Extracted material:
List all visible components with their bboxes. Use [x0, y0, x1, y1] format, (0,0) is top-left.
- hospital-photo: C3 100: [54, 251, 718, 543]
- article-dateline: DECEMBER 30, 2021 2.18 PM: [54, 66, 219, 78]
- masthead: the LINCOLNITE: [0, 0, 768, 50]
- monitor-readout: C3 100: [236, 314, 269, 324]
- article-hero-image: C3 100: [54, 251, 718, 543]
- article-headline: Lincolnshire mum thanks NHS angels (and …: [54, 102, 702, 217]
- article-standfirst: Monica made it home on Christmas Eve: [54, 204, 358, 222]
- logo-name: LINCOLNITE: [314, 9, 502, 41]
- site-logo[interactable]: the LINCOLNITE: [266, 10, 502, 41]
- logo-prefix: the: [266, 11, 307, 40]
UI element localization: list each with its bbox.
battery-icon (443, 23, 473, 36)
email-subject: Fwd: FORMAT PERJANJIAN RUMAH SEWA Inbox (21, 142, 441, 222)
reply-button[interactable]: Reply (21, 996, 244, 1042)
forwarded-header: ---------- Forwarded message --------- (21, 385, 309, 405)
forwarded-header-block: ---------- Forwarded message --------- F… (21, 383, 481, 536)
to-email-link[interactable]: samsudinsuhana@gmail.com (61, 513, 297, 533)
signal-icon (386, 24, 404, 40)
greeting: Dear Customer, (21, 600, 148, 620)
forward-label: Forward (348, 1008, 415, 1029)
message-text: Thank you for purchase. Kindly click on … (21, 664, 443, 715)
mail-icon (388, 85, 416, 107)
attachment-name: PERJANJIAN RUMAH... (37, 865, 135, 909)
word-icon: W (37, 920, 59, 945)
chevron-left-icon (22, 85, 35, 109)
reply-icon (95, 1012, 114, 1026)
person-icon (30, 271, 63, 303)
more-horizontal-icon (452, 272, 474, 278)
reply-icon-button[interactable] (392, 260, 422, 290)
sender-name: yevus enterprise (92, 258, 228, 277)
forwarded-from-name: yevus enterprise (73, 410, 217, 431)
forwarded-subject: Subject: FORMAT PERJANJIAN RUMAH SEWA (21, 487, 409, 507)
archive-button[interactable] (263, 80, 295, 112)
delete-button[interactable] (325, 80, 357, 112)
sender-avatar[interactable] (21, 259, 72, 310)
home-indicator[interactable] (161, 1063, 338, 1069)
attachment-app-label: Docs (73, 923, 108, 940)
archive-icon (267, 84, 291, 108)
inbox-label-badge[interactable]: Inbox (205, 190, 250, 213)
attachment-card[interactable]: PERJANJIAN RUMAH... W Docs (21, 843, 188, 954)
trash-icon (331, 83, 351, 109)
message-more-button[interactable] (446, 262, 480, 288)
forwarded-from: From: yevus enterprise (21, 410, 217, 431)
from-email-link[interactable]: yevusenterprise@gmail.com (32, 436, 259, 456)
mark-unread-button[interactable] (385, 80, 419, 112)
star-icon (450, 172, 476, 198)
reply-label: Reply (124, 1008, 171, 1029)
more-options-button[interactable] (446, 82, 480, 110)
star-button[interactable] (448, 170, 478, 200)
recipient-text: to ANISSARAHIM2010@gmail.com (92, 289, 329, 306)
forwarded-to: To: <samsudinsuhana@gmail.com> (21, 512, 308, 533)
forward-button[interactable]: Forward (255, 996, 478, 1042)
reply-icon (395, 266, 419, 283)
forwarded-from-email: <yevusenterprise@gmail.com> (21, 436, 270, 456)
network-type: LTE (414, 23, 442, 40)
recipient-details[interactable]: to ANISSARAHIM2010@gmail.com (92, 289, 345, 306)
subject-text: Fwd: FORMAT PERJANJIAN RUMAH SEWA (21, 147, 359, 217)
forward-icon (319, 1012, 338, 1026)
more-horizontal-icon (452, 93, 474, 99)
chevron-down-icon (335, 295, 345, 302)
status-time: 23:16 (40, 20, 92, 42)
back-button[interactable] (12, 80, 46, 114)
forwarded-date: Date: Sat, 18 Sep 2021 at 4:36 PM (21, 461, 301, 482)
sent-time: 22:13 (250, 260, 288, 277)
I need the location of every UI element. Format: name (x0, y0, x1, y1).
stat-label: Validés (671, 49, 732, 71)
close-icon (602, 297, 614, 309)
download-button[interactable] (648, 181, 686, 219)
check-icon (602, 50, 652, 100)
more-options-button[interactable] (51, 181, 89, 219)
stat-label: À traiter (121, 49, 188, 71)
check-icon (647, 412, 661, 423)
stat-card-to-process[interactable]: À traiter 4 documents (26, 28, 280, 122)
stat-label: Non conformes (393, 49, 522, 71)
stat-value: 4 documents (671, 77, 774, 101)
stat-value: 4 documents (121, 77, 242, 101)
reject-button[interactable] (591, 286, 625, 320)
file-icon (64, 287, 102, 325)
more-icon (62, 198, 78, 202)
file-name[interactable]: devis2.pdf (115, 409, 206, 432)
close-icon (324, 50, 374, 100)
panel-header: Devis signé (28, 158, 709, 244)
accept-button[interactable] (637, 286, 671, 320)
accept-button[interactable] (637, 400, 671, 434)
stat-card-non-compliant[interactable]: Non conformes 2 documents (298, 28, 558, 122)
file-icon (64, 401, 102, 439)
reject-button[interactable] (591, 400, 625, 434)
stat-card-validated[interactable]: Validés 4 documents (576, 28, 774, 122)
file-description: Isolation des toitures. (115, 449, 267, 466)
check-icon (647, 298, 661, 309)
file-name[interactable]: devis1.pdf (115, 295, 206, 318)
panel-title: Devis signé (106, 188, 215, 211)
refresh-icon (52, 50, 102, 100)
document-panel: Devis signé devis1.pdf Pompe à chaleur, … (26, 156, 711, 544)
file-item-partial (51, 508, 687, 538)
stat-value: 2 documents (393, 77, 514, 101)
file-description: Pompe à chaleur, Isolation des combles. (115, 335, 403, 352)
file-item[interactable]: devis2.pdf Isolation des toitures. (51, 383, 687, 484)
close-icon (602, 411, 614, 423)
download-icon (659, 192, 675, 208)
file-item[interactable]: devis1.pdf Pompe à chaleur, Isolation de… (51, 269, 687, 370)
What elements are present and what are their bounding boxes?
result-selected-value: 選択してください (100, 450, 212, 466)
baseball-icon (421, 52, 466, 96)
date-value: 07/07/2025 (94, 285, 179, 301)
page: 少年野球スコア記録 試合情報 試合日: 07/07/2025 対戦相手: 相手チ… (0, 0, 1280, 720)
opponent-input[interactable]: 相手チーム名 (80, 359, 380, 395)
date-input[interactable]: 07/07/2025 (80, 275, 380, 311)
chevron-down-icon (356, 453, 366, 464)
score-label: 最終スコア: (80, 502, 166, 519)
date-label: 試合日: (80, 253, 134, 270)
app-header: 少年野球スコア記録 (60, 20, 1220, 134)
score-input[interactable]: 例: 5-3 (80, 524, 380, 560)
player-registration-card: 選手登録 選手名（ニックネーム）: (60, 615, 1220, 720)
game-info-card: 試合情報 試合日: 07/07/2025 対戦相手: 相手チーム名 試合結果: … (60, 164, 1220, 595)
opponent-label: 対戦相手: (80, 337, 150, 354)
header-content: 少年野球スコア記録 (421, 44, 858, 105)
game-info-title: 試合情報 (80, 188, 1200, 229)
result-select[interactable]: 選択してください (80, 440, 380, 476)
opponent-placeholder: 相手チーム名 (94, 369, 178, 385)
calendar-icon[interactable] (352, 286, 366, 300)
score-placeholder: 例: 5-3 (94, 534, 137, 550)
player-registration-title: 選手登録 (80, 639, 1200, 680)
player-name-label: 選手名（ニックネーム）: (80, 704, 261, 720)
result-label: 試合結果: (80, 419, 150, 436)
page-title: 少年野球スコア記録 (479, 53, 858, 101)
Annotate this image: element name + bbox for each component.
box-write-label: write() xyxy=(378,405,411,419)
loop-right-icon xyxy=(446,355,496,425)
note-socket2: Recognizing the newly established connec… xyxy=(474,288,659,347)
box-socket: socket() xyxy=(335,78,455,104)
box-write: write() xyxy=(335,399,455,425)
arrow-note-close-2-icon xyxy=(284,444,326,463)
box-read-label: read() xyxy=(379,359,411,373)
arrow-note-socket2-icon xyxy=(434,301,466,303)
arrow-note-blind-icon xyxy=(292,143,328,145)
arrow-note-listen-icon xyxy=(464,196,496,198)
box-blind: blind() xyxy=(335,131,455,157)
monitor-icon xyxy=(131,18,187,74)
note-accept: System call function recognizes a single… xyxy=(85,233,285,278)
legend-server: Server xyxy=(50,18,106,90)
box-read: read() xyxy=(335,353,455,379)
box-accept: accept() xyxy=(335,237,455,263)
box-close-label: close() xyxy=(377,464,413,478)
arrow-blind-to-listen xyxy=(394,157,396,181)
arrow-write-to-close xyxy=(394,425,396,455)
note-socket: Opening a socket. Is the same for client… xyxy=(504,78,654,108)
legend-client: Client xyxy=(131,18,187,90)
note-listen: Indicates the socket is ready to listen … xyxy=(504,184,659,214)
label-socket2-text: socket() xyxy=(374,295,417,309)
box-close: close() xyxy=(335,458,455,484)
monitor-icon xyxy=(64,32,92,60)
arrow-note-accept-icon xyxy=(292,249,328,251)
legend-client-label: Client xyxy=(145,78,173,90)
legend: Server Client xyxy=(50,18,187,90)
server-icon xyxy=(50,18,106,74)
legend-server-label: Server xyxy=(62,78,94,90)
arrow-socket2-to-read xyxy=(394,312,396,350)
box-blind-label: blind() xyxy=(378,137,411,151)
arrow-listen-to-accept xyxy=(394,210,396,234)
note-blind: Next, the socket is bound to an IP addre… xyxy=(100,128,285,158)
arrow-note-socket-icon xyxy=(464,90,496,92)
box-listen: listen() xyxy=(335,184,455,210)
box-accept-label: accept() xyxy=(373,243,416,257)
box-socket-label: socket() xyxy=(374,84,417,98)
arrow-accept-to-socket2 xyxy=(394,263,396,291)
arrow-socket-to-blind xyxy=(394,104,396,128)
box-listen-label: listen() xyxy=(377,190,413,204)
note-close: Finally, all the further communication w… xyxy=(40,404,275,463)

Instruction: Please convert the data, starting at its first line and ending at the line that contains "word-icon: W (37, 920, 59, 945)", into a JSON list of strings with one string per line and blank lines left out.

Exercise output:
[
  "List all visible components with their bboxes. Use [x0, y0, x1, y1] format, (0,0) is top-left.",
  "- hospital-photo: C3 100: [54, 251, 718, 543]",
  "- article-dateline: DECEMBER 30, 2021 2.18 PM: [54, 66, 219, 78]",
  "- masthead: the LINCOLNITE: [0, 0, 768, 50]",
  "- monitor-readout: C3 100: [236, 314, 269, 324]",
  "- article-hero-image: C3 100: [54, 251, 718, 543]",
  "- article-headline: Lincolnshire mum thanks NHS angels (and …: [54, 102, 702, 217]",
  "- article-standfirst: Monica made it home on Christmas Eve: [54, 204, 358, 222]",
  "- logo-name: LINCOLNITE: [314, 9, 502, 41]",
  "- site-logo[interactable]: the LINCOLNITE: [266, 10, 502, 41]",
  "- logo-prefix: the: [266, 11, 307, 40]",
  "UI element localization: list each with its bbox.",
  "battery-icon (443, 23, 473, 36)",
  "email-subject: Fwd: FORMAT PERJANJIAN RUMAH SEWA Inbox (21, 142, 441, 222)",
  "reply-button[interactable]: Reply (21, 996, 244, 1042)",
  "forwarded-header: ---------- Forwarded message --------- (21, 385, 309, 405)",
  "forwarded-header-block: ---------- Forwarded message --------- F… (21, 383, 481, 536)",
  "to-email-link[interactable]: samsudinsuhana@gmail.com (61, 513, 297, 533)",
  "signal-icon (386, 24, 404, 40)",
  "greeting: Dear Customer, (21, 600, 148, 620)",
  "forward-label: Forward (348, 1008, 415, 1029)",
  "message-text: Thank you for purchase. Kindly click on … (21, 664, 443, 715)",
  "mail-icon (388, 85, 416, 107)",
  "attachment-name: PERJANJIAN RUMAH... (37, 865, 135, 909)",
  "word-icon: W (37, 920, 59, 945)"
]